DIRECTION:
Collect every line that includes the string "lưới".

┄┄┄┄┄┄┄┄┄┄

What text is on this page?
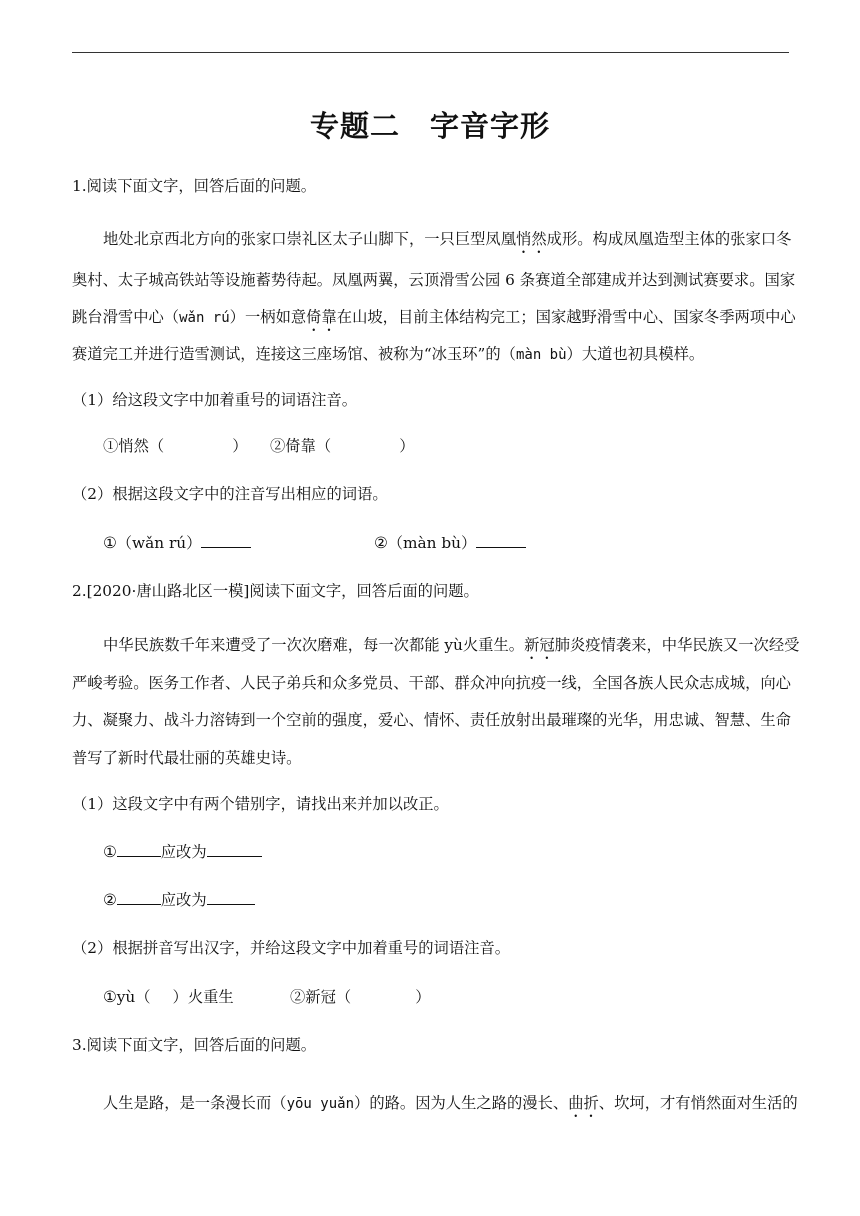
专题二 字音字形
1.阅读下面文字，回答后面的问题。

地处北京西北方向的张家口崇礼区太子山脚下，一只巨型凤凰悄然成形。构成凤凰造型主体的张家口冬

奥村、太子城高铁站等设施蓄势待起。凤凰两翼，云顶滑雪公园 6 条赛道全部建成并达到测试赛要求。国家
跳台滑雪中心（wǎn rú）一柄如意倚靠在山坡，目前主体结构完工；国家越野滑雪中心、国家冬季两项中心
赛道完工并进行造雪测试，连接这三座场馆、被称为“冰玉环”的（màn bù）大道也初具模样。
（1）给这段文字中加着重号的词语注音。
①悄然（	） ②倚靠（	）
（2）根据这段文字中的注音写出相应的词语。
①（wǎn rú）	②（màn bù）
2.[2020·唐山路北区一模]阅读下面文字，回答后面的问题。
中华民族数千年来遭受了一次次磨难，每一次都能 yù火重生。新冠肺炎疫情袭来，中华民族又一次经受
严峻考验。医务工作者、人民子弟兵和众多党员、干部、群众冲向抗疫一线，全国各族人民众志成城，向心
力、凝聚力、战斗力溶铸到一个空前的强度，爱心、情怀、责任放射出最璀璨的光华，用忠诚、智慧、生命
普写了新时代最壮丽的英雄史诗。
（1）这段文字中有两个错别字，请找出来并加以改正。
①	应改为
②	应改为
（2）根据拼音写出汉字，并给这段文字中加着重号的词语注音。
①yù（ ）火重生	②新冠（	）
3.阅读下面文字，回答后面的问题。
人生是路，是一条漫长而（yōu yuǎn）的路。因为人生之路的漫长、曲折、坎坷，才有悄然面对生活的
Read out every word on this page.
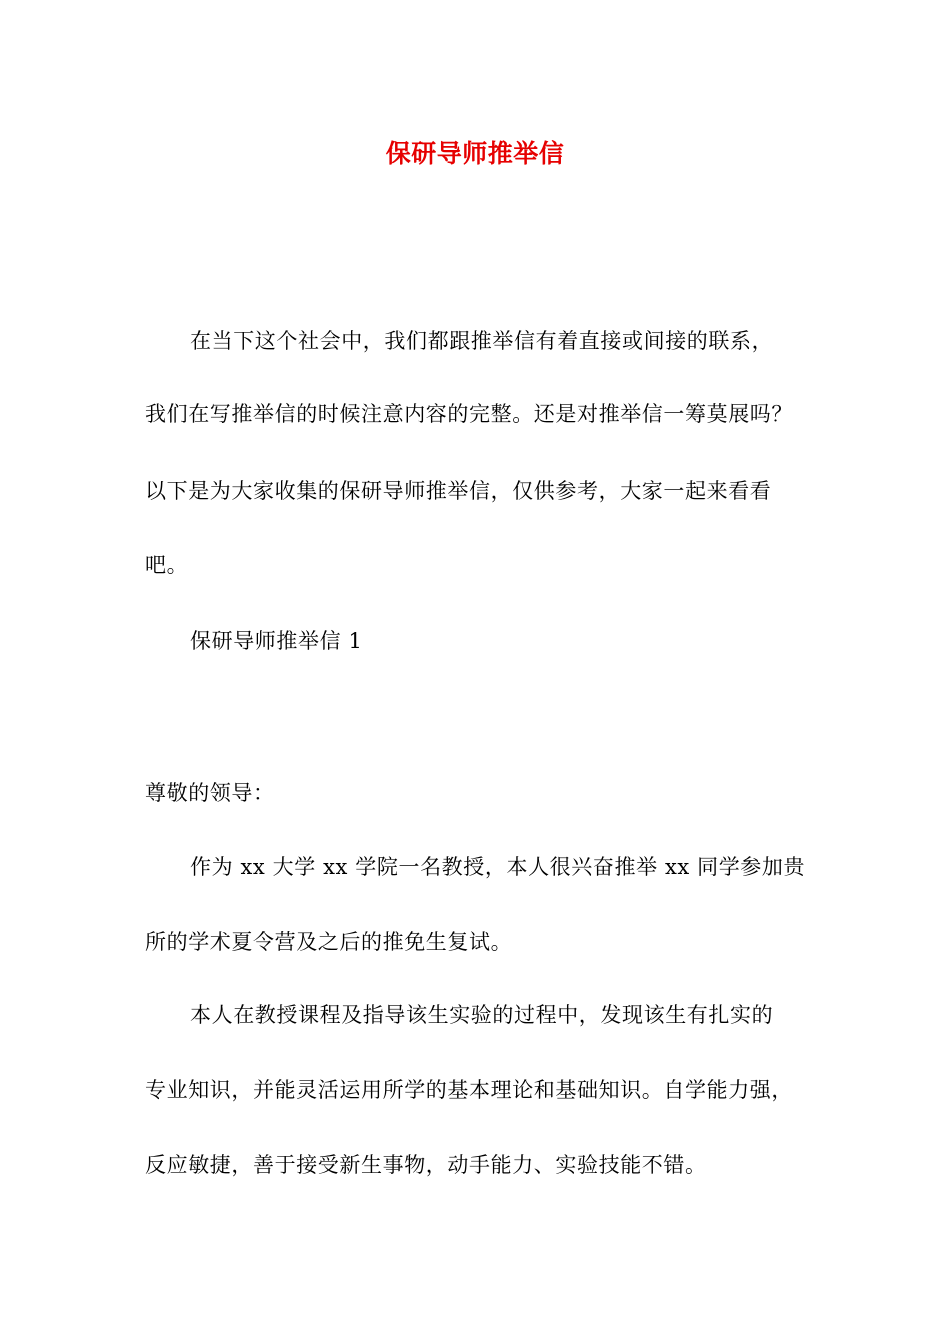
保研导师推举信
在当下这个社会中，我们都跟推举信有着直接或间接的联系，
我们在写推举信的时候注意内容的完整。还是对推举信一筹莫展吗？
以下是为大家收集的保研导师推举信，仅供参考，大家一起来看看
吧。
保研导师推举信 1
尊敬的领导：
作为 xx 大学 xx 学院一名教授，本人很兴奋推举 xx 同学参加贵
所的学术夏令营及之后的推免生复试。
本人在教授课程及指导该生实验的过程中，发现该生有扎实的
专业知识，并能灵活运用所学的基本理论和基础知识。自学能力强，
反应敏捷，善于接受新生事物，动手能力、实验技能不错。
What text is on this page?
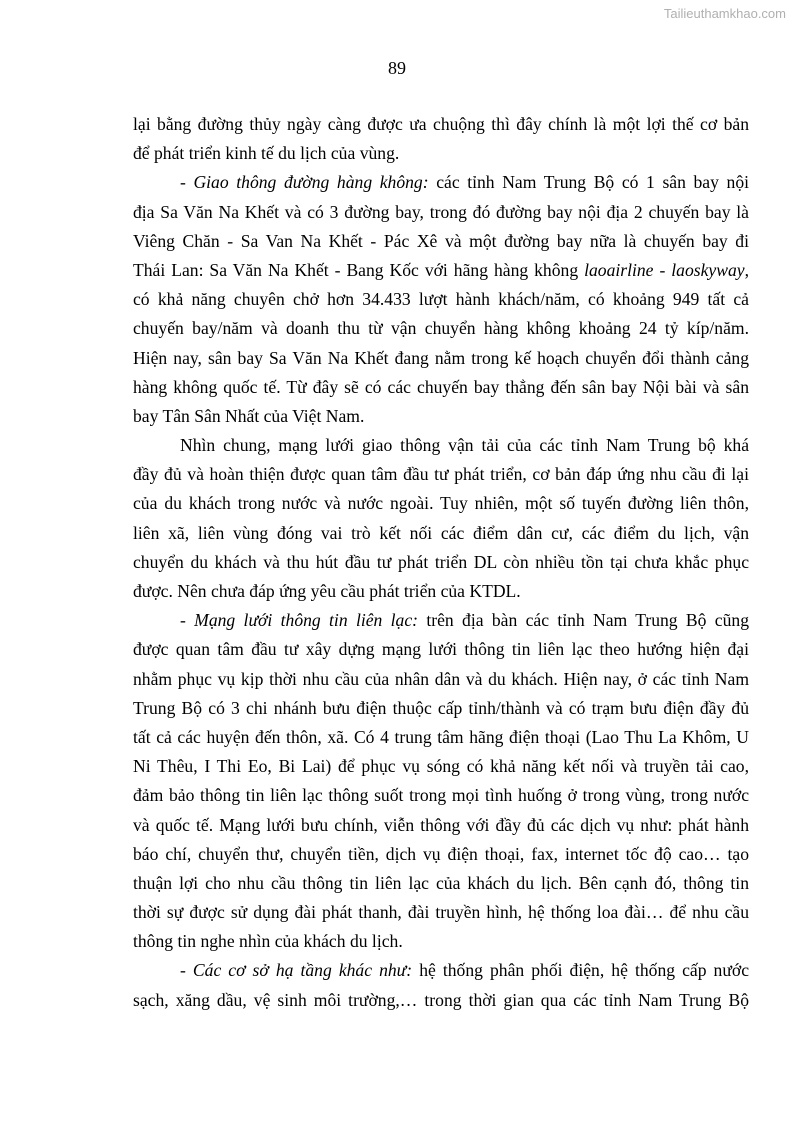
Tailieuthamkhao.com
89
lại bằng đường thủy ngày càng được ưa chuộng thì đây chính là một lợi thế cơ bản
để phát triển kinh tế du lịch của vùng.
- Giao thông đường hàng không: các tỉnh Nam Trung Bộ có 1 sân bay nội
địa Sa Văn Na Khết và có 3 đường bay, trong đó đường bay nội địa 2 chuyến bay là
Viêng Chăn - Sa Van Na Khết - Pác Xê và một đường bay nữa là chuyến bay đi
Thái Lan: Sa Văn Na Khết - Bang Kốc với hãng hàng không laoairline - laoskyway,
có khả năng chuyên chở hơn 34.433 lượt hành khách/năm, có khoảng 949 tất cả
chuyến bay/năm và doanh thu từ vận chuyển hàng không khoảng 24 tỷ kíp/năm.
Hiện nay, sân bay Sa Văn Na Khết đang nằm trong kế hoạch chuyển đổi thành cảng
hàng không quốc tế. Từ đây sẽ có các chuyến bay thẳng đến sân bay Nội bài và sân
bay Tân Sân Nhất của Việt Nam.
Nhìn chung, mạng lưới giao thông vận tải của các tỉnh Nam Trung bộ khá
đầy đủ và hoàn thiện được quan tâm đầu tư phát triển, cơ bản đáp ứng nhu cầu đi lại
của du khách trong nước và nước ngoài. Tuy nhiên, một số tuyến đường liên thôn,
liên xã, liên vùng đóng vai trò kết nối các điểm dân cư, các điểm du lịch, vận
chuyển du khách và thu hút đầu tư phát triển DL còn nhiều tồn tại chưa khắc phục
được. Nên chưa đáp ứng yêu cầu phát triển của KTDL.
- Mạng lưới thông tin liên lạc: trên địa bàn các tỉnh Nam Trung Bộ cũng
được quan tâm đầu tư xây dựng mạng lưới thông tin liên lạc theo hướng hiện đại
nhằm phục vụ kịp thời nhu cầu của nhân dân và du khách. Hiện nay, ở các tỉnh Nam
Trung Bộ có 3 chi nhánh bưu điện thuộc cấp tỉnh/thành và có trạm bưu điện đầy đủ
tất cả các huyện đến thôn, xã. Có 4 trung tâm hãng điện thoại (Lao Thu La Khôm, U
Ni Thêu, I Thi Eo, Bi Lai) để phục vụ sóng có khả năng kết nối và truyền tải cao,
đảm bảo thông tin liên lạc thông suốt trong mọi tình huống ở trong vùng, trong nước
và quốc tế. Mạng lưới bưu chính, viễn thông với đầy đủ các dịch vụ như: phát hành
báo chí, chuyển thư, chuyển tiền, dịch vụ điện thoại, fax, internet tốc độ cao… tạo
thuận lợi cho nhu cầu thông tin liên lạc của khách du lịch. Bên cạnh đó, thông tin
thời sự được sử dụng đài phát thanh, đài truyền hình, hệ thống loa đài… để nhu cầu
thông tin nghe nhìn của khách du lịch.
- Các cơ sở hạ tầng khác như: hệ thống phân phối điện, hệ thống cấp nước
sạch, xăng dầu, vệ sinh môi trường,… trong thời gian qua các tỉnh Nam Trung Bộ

┄┄┄┄┄┄┄┄┄┄

TASK OUTPUT:
Nhìn chung, mạng lưới giao thông vận tải của các tỉnh Nam Trung bộ khá
- Mạng lưới thông tin liên lạc: trên địa bàn các tỉnh Nam Trung Bộ cũng
được quan tâm đầu tư xây dựng mạng lưới thông tin liên lạc theo hướng hiện đại
và quốc tế. Mạng lưới bưu chính, viễn thông với đầy đủ các dịch vụ như: phát hành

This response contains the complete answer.